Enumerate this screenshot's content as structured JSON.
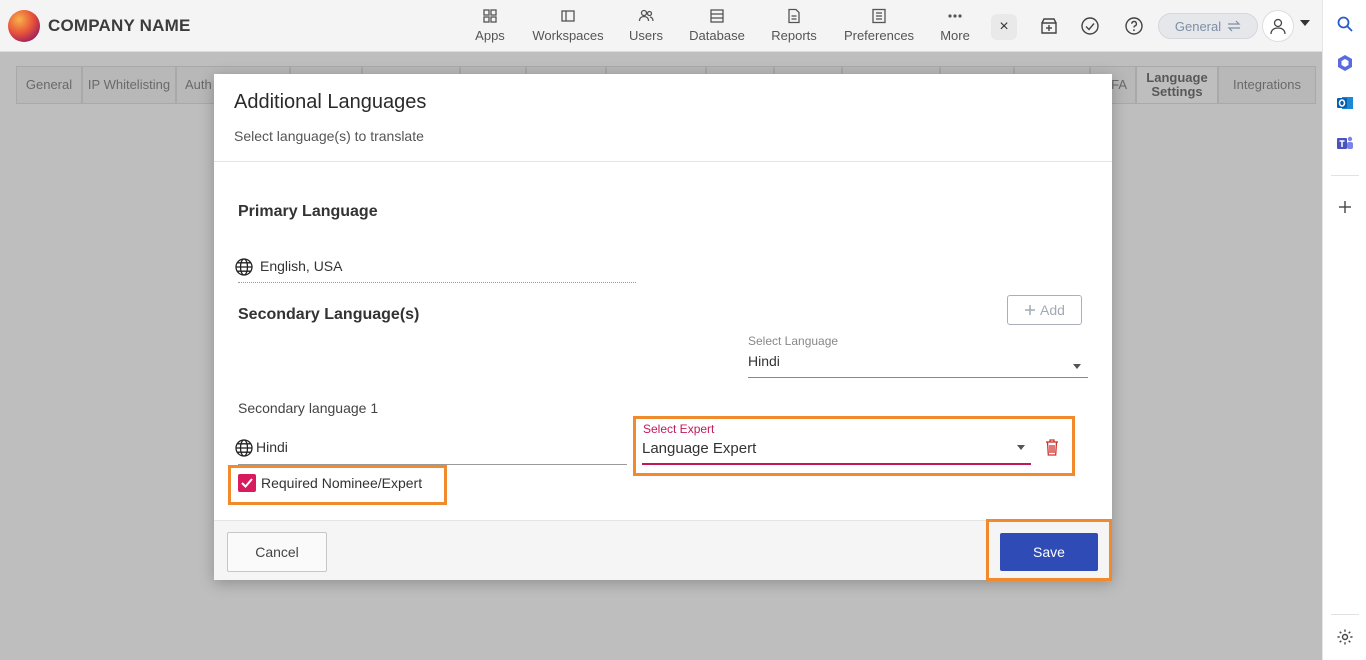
{
  "header": {
    "company": "COMPANY NAME",
    "nav": [
      {
        "label": "Apps",
        "icon": "grid-icon"
      },
      {
        "label": "Workspaces",
        "icon": "workspaces-icon"
      },
      {
        "label": "Users",
        "icon": "users-icon"
      },
      {
        "label": "Database",
        "icon": "database-icon"
      },
      {
        "label": "Reports",
        "icon": "reports-icon"
      },
      {
        "label": "Preferences",
        "icon": "preferences-icon"
      },
      {
        "label": "More",
        "icon": "more-icon"
      }
    ],
    "close_glyph": "×",
    "workspace_pill": "General",
    "colors": {
      "accent": "#2f4bb6",
      "highlight": "#f08a2c",
      "checkbox": "#d81b5c",
      "delete": "#d0312d"
    }
  },
  "tabs": [
    {
      "label": "General"
    },
    {
      "label": "IP Whitelisting"
    },
    {
      "label": "Auth"
    },
    {
      "label": "FA"
    },
    {
      "label": "Language Settings",
      "active": true
    },
    {
      "label": "Integrations"
    }
  ],
  "modal": {
    "title": "Additional Languages",
    "subtitle": "Select language(s) to translate",
    "primary_heading": "Primary Language",
    "primary_value": "English, USA",
    "secondary_heading": "Secondary Language(s)",
    "add_label": "Add",
    "select_language_label": "Select Language",
    "select_language_value": "Hindi",
    "secondary_item_label": "Secondary language 1",
    "secondary_item_value": "Hindi",
    "select_expert_label": "Select Expert",
    "select_expert_value": "Language Expert",
    "required_label": "Required Nominee/Expert",
    "required_checked": true,
    "cancel_label": "Cancel",
    "save_label": "Save"
  }
}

▶ What to produce: Transcribe the material as is, with images omitted.

▶ Full answer:
Enumerate this screenshot's content as structured JSON.
{
  "header": {
    "company": "COMPANY NAME",
    "nav": [
      {
        "label": "Apps",
        "icon": "grid-icon"
      },
      {
        "label": "Workspaces",
        "icon": "workspaces-icon"
      },
      {
        "label": "Users",
        "icon": "users-icon"
      },
      {
        "label": "Database",
        "icon": "database-icon"
      },
      {
        "label": "Reports",
        "icon": "reports-icon"
      },
      {
        "label": "Preferences",
        "icon": "preferences-icon"
      },
      {
        "label": "More",
        "icon": "more-icon"
      }
    ],
    "close_glyph": "×",
    "workspace_pill": "General",
    "colors": {
      "accent": "#2f4bb6",
      "highlight": "#f08a2c",
      "checkbox": "#d81b5c",
      "delete": "#d0312d"
    }
  },
  "tabs": [
    {
      "label": "General"
    },
    {
      "label": "IP Whitelisting"
    },
    {
      "label": "Auth"
    },
    {
      "label": "FA"
    },
    {
      "label": "Language Settings",
      "active": true
    },
    {
      "label": "Integrations"
    }
  ],
  "modal": {
    "title": "Additional Languages",
    "subtitle": "Select language(s) to translate",
    "primary_heading": "Primary Language",
    "primary_value": "English, USA",
    "secondary_heading": "Secondary Language(s)",
    "add_label": "Add",
    "select_language_label": "Select Language",
    "select_language_value": "Hindi",
    "secondary_item_label": "Secondary language 1",
    "secondary_item_value": "Hindi",
    "select_expert_label": "Select Expert",
    "select_expert_value": "Language Expert",
    "required_label": "Required Nominee/Expert",
    "required_checked": true,
    "cancel_label": "Cancel",
    "save_label": "Save"
  }
}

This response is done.